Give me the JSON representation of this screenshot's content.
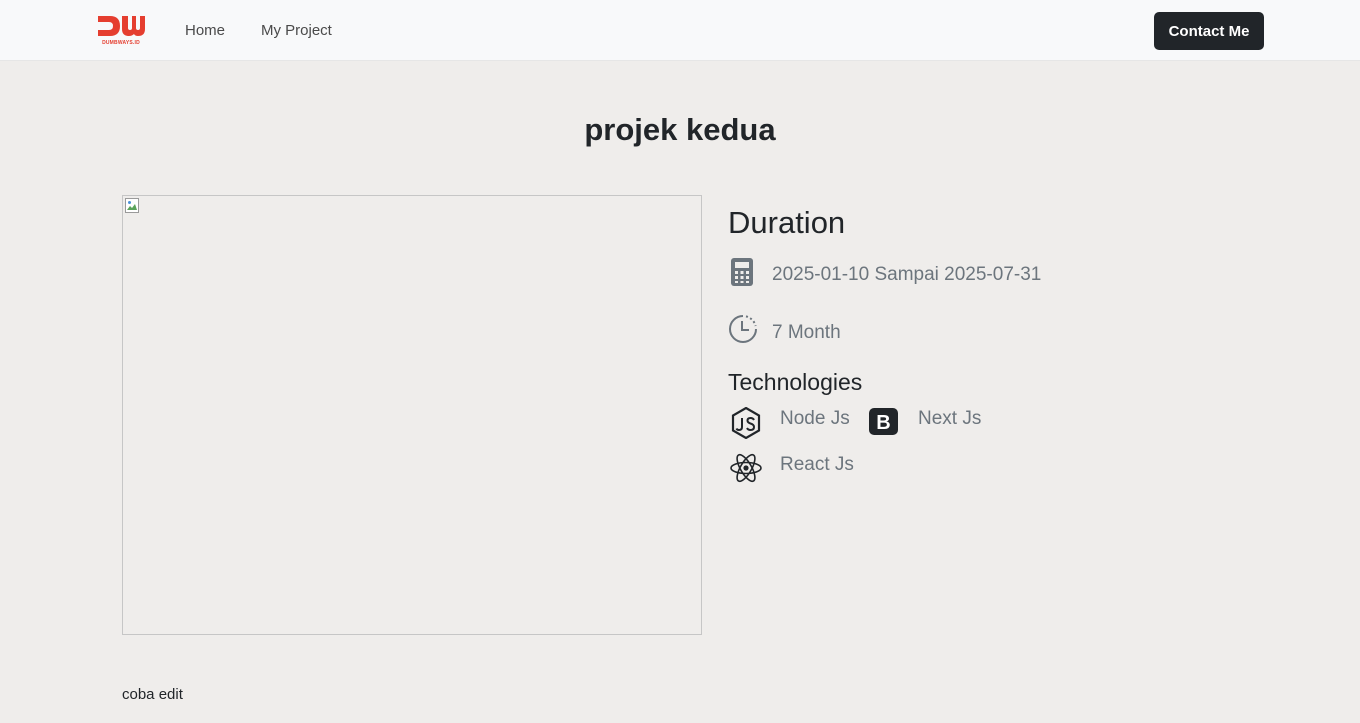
{
  "navbar": {
    "logo_text": "DW",
    "logo_subtext": "DUMBWAYS.ID",
    "links": [
      {
        "label": "Home"
      },
      {
        "label": "My Project"
      }
    ],
    "contact_label": "Contact Me",
    "colors": {
      "background": "#f8f9fa",
      "brand": "#e53e2f",
      "button": "#212529"
    }
  },
  "project": {
    "title": "projek kedua",
    "image_icon": "broken-image-icon",
    "duration_heading": "Duration",
    "date_icon": "calculator-icon",
    "date_range": "2025-01-10 Sampai 2025-07-31",
    "duration_icon": "clock-icon",
    "duration_value": "7 Month",
    "technologies_heading": "Technologies",
    "technologies": [
      {
        "label": "Node Js",
        "icon": "nodejs-icon"
      },
      {
        "label": "Next Js",
        "icon": "bootstrap-icon"
      },
      {
        "label": "React Js",
        "icon": "react-icon"
      }
    ],
    "description": "coba edit"
  },
  "colors": {
    "page_background": "#efedeb",
    "muted_text": "#6c757d",
    "heading_text": "#212529"
  }
}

Directions for this task:
Leave the pictures out, and transcribe each of the records exactly.

Finished exercise:
Give me the JSON representation of this screenshot's content.
{
  "navbar": {
    "logo_text": "DW",
    "logo_subtext": "DUMBWAYS.ID",
    "links": [
      {
        "label": "Home"
      },
      {
        "label": "My Project"
      }
    ],
    "contact_label": "Contact Me",
    "colors": {
      "background": "#f8f9fa",
      "brand": "#e53e2f",
      "button": "#212529"
    }
  },
  "project": {
    "title": "projek kedua",
    "image_icon": "broken-image-icon",
    "duration_heading": "Duration",
    "date_icon": "calculator-icon",
    "date_range": "2025-01-10 Sampai 2025-07-31",
    "duration_icon": "clock-icon",
    "duration_value": "7 Month",
    "technologies_heading": "Technologies",
    "technologies": [
      {
        "label": "Node Js",
        "icon": "nodejs-icon"
      },
      {
        "label": "Next Js",
        "icon": "bootstrap-icon"
      },
      {
        "label": "React Js",
        "icon": "react-icon"
      }
    ],
    "description": "coba edit"
  },
  "colors": {
    "page_background": "#efedeb",
    "muted_text": "#6c757d",
    "heading_text": "#212529"
  }
}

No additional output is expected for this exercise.